_Data provided_.
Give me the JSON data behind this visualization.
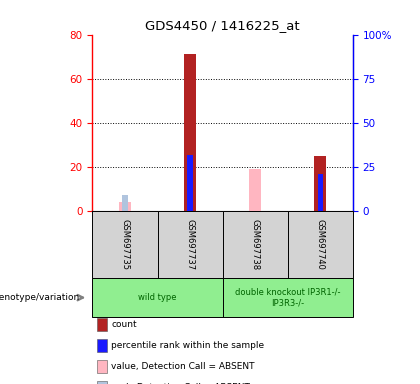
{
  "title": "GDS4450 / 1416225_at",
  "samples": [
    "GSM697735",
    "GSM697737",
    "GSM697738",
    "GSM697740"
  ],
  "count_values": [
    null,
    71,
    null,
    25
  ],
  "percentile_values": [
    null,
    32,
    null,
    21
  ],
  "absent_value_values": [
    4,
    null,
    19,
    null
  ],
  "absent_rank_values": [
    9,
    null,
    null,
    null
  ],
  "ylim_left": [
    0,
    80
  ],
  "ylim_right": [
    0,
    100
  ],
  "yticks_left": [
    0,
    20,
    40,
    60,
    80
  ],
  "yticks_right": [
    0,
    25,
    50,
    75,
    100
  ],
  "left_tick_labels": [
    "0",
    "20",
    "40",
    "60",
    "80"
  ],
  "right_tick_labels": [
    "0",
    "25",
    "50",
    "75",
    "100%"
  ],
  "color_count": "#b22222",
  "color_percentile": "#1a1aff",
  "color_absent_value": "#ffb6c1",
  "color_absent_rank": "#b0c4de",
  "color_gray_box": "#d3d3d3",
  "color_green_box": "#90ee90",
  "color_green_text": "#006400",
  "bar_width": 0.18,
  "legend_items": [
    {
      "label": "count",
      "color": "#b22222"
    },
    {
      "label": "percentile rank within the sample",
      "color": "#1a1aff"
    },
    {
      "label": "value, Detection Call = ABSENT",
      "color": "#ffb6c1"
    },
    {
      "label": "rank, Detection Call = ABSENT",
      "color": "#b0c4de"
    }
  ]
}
---
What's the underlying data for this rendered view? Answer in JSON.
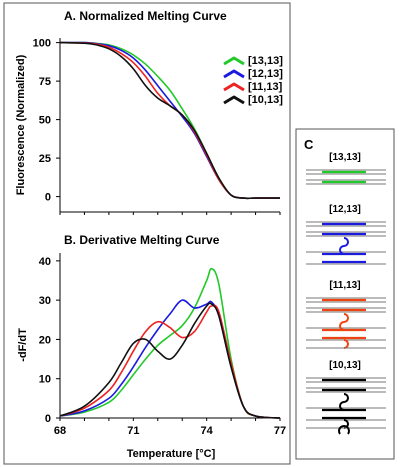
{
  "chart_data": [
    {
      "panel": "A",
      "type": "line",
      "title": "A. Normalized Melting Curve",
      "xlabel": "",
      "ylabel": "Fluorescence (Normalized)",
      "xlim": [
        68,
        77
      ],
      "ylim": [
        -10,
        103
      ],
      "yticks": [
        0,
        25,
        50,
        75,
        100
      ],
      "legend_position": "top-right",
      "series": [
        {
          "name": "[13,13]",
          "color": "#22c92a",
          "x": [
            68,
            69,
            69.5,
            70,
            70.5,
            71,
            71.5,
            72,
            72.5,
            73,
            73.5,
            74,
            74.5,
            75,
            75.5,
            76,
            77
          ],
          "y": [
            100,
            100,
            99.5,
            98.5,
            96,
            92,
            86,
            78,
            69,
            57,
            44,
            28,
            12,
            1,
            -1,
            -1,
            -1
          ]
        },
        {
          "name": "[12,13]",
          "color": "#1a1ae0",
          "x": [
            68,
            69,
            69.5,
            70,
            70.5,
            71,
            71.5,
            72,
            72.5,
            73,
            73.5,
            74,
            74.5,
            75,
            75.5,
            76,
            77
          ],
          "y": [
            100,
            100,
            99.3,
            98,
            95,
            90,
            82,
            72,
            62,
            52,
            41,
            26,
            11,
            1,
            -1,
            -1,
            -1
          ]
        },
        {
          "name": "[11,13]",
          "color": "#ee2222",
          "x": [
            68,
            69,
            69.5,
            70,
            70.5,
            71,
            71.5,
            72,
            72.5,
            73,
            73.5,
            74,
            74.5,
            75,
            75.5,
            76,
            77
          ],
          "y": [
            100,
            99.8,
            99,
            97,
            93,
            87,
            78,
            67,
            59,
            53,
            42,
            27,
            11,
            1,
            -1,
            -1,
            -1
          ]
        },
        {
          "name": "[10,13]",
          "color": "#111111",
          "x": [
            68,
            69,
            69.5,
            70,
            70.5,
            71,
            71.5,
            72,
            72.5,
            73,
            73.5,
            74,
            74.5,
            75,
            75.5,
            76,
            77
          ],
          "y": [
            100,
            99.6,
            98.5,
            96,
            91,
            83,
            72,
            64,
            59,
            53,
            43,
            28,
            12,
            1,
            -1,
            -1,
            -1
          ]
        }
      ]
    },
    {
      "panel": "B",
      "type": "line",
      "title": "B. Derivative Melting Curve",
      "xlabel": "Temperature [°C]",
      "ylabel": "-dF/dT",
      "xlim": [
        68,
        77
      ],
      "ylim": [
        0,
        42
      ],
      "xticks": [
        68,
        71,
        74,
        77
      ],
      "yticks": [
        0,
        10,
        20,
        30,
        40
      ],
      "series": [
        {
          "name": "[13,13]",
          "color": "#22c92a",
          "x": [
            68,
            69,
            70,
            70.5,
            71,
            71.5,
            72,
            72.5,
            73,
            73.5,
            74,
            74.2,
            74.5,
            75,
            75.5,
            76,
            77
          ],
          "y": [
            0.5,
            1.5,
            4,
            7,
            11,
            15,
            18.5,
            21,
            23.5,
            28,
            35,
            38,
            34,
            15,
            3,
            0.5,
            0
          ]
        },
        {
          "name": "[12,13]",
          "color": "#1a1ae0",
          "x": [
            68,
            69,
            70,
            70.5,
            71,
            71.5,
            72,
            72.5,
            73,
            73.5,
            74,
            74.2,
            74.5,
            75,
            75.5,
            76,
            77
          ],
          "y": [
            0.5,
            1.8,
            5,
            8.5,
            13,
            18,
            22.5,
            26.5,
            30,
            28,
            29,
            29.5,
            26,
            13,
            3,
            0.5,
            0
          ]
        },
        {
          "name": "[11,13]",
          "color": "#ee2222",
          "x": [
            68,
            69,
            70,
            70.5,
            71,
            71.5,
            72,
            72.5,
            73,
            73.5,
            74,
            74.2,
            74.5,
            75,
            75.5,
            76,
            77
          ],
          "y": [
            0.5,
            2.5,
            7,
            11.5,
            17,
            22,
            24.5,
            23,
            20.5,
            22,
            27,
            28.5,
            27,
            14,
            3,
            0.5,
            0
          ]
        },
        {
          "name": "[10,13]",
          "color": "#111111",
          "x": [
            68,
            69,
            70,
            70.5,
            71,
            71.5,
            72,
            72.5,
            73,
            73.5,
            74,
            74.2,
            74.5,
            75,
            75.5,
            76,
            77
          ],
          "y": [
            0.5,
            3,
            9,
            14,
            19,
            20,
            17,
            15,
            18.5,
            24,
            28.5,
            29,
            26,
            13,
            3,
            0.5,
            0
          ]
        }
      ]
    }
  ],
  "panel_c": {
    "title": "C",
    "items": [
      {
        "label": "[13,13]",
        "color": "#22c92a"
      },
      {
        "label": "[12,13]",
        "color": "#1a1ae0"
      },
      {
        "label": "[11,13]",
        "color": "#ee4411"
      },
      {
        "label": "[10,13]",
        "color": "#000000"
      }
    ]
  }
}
---
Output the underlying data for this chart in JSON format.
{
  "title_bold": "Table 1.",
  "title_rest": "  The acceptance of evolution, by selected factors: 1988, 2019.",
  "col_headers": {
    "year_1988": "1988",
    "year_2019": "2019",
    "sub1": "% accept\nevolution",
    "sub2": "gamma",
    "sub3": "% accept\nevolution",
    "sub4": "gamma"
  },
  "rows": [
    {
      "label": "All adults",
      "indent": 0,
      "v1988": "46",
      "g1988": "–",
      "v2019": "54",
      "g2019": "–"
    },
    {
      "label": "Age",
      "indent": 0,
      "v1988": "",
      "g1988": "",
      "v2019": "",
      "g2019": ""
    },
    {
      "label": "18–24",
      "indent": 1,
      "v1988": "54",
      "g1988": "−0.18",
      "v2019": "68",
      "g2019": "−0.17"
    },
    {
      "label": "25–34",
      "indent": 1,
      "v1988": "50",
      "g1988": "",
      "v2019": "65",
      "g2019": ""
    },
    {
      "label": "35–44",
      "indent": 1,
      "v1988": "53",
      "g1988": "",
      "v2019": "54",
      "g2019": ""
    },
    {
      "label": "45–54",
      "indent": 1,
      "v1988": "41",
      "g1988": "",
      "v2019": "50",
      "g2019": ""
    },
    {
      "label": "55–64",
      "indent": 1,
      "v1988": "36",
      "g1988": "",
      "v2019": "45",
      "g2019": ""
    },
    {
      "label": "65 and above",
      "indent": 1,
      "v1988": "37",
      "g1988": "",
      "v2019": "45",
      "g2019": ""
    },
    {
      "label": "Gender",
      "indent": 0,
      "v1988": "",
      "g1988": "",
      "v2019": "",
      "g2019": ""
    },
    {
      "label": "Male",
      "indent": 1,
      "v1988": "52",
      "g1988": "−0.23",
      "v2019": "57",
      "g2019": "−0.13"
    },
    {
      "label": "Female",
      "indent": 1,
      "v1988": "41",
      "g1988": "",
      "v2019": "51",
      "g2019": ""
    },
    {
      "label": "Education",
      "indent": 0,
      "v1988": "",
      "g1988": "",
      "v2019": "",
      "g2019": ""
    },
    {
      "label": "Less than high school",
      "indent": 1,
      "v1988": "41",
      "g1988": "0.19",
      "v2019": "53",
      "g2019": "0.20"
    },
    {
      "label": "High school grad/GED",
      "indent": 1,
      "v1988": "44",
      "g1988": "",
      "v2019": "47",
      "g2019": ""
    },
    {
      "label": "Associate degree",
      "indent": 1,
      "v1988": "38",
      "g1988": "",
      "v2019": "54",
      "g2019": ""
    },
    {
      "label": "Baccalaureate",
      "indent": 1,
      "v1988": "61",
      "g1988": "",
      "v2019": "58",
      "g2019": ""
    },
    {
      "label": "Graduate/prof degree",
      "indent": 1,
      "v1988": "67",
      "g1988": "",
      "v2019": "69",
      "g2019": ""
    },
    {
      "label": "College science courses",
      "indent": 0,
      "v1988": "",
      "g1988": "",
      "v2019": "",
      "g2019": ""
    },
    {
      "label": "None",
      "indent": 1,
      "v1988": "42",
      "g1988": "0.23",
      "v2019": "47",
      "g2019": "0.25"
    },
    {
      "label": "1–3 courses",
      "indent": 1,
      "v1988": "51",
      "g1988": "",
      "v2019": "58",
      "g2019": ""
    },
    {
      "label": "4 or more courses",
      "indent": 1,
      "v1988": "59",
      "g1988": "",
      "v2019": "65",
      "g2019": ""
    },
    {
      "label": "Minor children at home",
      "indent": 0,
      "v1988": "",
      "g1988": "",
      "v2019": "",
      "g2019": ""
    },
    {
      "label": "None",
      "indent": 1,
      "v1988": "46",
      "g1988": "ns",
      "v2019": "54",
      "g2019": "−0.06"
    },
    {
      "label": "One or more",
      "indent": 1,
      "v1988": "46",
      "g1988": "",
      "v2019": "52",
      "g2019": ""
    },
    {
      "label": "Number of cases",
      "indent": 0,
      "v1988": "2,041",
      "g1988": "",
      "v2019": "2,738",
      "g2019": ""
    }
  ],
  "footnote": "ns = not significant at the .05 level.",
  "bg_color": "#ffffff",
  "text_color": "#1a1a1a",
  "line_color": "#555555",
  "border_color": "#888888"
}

_Description of the task_. Of the lines in this listing, report how many contain the string "Normalized", and give the number only.

_Solution to this exercise_. 2